> [TO DO] Print all of the lines exactly. Any picture among them stays out.

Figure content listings
——————————

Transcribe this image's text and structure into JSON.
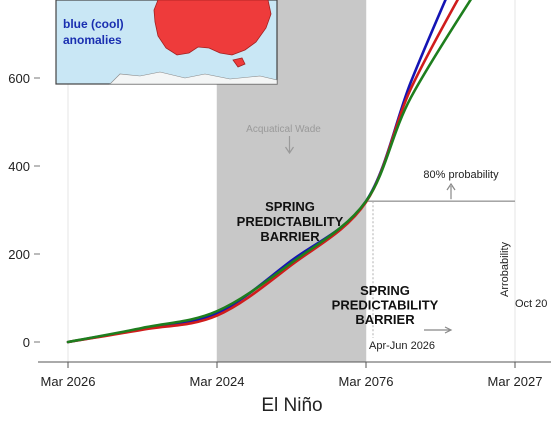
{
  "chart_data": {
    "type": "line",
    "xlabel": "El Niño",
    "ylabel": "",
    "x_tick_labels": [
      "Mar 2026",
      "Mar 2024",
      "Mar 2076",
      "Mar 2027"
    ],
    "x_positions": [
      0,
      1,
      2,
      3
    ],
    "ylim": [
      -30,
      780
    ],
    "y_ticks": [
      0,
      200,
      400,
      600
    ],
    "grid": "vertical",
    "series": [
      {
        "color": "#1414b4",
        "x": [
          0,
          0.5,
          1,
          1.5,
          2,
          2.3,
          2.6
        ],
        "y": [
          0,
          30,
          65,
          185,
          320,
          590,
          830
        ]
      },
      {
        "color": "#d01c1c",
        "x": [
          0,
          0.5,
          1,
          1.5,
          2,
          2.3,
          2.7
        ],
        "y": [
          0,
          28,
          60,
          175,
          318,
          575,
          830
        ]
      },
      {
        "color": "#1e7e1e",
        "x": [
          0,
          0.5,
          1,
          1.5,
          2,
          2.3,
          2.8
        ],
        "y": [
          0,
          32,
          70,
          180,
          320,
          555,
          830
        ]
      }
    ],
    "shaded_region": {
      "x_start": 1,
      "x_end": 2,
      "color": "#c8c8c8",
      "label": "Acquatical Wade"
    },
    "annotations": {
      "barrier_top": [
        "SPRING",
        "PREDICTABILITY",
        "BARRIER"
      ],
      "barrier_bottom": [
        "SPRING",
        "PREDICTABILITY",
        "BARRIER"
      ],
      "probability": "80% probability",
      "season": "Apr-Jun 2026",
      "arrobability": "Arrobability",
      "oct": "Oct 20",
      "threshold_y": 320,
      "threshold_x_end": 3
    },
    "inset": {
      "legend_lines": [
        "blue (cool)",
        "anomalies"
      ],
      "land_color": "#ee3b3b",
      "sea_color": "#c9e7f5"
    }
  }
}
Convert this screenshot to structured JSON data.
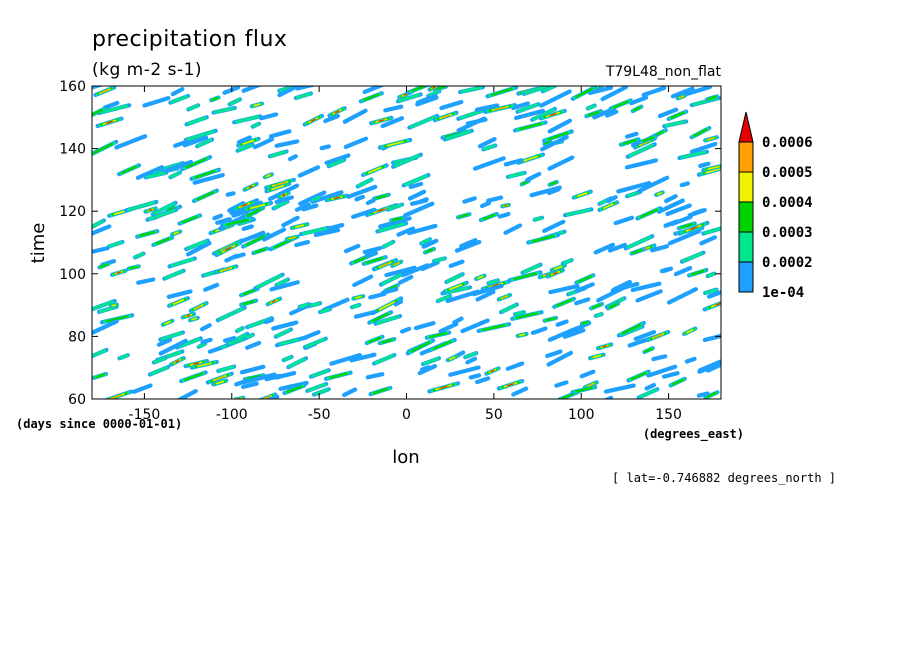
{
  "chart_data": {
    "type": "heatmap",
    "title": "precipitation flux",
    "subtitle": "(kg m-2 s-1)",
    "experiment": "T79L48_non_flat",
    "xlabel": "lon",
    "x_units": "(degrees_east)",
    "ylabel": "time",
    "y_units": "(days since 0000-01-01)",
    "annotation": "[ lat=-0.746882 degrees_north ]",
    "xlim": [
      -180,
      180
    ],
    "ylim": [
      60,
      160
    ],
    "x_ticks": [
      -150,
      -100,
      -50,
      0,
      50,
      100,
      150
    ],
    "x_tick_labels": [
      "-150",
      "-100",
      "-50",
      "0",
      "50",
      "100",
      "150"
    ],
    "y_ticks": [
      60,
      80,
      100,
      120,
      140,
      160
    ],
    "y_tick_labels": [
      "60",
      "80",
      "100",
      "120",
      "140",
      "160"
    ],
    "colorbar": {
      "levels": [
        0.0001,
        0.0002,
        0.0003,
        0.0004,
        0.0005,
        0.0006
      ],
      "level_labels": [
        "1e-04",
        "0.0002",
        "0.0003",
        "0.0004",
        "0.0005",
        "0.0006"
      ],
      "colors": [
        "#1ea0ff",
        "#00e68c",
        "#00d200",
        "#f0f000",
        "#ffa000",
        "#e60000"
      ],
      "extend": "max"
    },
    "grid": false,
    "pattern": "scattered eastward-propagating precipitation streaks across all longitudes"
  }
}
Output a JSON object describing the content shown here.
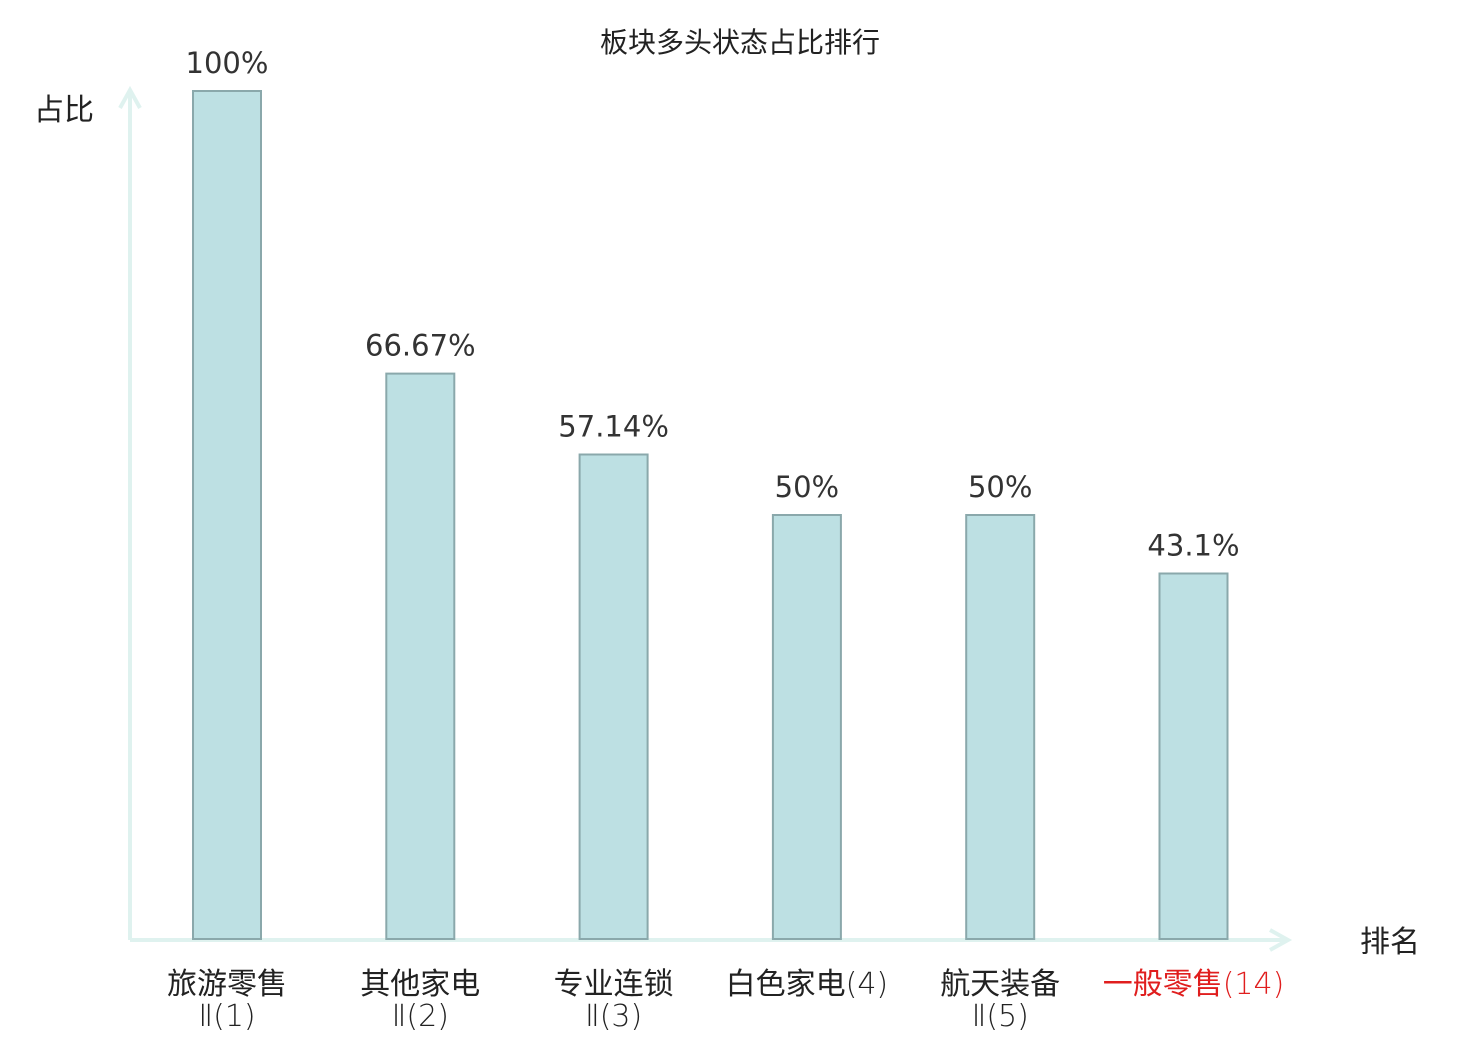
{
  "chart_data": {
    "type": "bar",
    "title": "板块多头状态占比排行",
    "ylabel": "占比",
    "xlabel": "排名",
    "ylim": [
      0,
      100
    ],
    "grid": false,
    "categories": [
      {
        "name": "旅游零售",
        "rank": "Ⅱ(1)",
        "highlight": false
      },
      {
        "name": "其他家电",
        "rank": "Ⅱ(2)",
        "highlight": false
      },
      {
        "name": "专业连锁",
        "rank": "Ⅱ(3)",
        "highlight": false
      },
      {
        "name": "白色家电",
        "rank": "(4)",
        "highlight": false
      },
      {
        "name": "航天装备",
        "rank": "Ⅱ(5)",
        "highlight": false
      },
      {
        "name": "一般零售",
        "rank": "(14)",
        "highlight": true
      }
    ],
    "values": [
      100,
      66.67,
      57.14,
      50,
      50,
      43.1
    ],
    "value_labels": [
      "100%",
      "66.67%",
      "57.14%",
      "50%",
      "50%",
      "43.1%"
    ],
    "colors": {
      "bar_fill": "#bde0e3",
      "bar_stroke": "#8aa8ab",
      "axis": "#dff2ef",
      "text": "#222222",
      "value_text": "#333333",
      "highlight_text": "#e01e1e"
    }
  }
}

——————————

> [RESPONSE TO THIS TASK]
Transcribe this image's text and structure into JSON.
{
  "chart_data": {
    "type": "line",
    "xlabel": "El Niño",
    "ylabel": "",
    "x_tick_labels": [
      "Mar 2026",
      "Mar 2024",
      "Mar 2076",
      "Mar 2027"
    ],
    "x_positions": [
      0,
      1,
      2,
      3
    ],
    "ylim": [
      -30,
      780
    ],
    "y_ticks": [
      0,
      200,
      400,
      600
    ],
    "grid": "vertical",
    "series": [
      {
        "color": "#1414b4",
        "x": [
          0,
          0.5,
          1,
          1.5,
          2,
          2.3,
          2.6
        ],
        "y": [
          0,
          30,
          65,
          185,
          320,
          590,
          830
        ]
      },
      {
        "color": "#d01c1c",
        "x": [
          0,
          0.5,
          1,
          1.5,
          2,
          2.3,
          2.7
        ],
        "y": [
          0,
          28,
          60,
          175,
          318,
          575,
          830
        ]
      },
      {
        "color": "#1e7e1e",
        "x": [
          0,
          0.5,
          1,
          1.5,
          2,
          2.3,
          2.8
        ],
        "y": [
          0,
          32,
          70,
          180,
          320,
          555,
          830
        ]
      }
    ],
    "shaded_region": {
      "x_start": 1,
      "x_end": 2,
      "color": "#c8c8c8",
      "label": "Acquatical Wade"
    },
    "annotations": {
      "barrier_top": [
        "SPRING",
        "PREDICTABILITY",
        "BARRIER"
      ],
      "barrier_bottom": [
        "SPRING",
        "PREDICTABILITY",
        "BARRIER"
      ],
      "probability": "80% probability",
      "season": "Apr-Jun 2026",
      "arrobability": "Arrobability",
      "oct": "Oct 20",
      "threshold_y": 320,
      "threshold_x_end": 3
    },
    "inset": {
      "legend_lines": [
        "blue (cool)",
        "anomalies"
      ],
      "land_color": "#ee3b3b",
      "sea_color": "#c9e7f5"
    }
  }
}
Convert this screenshot to structured JSON data.
{
  "chart_data": {
    "type": "heatmap",
    "title": "precipitation flux",
    "subtitle": "(kg m-2 s-1)",
    "experiment": "T79L48_non_flat",
    "xlabel": "lon",
    "x_units": "(degrees_east)",
    "ylabel": "time",
    "y_units": "(days since 0000-01-01)",
    "annotation": "[ lat=-0.746882 degrees_north ]",
    "xlim": [
      -180,
      180
    ],
    "ylim": [
      60,
      160
    ],
    "x_ticks": [
      -150,
      -100,
      -50,
      0,
      50,
      100,
      150
    ],
    "x_tick_labels": [
      "-150",
      "-100",
      "-50",
      "0",
      "50",
      "100",
      "150"
    ],
    "y_ticks": [
      60,
      80,
      100,
      120,
      140,
      160
    ],
    "y_tick_labels": [
      "60",
      "80",
      "100",
      "120",
      "140",
      "160"
    ],
    "colorbar": {
      "levels": [
        0.0001,
        0.0002,
        0.0003,
        0.0004,
        0.0005,
        0.0006
      ],
      "level_labels": [
        "1e-04",
        "0.0002",
        "0.0003",
        "0.0004",
        "0.0005",
        "0.0006"
      ],
      "colors": [
        "#1ea0ff",
        "#00e68c",
        "#00d200",
        "#f0f000",
        "#ffa000",
        "#e60000"
      ],
      "extend": "max"
    },
    "grid": false,
    "pattern": "scattered eastward-propagating precipitation streaks across all longitudes"
  }
}
Output a JSON object describing the content shown here.
{
  "chart_data": {
    "type": "bar",
    "title": "板块多头状态占比排行",
    "ylabel": "占比",
    "xlabel": "排名",
    "ylim": [
      0,
      100
    ],
    "grid": false,
    "categories": [
      {
        "name": "旅游零售",
        "rank": "Ⅱ(1)",
        "highlight": false
      },
      {
        "name": "其他家电",
        "rank": "Ⅱ(2)",
        "highlight": false
      },
      {
        "name": "专业连锁",
        "rank": "Ⅱ(3)",
        "highlight": false
      },
      {
        "name": "白色家电",
        "rank": "(4)",
        "highlight": false
      },
      {
        "name": "航天装备",
        "rank": "Ⅱ(5)",
        "highlight": false
      },
      {
        "name": "一般零售",
        "rank": "(14)",
        "highlight": true
      }
    ],
    "values": [
      100,
      66.67,
      57.14,
      50,
      50,
      43.1
    ],
    "value_labels": [
      "100%",
      "66.67%",
      "57.14%",
      "50%",
      "50%",
      "43.1%"
    ],
    "colors": {
      "bar_fill": "#bde0e3",
      "bar_stroke": "#8aa8ab",
      "axis": "#dff2ef",
      "text": "#222222",
      "value_text": "#333333",
      "highlight_text": "#e01e1e"
    }
  }
}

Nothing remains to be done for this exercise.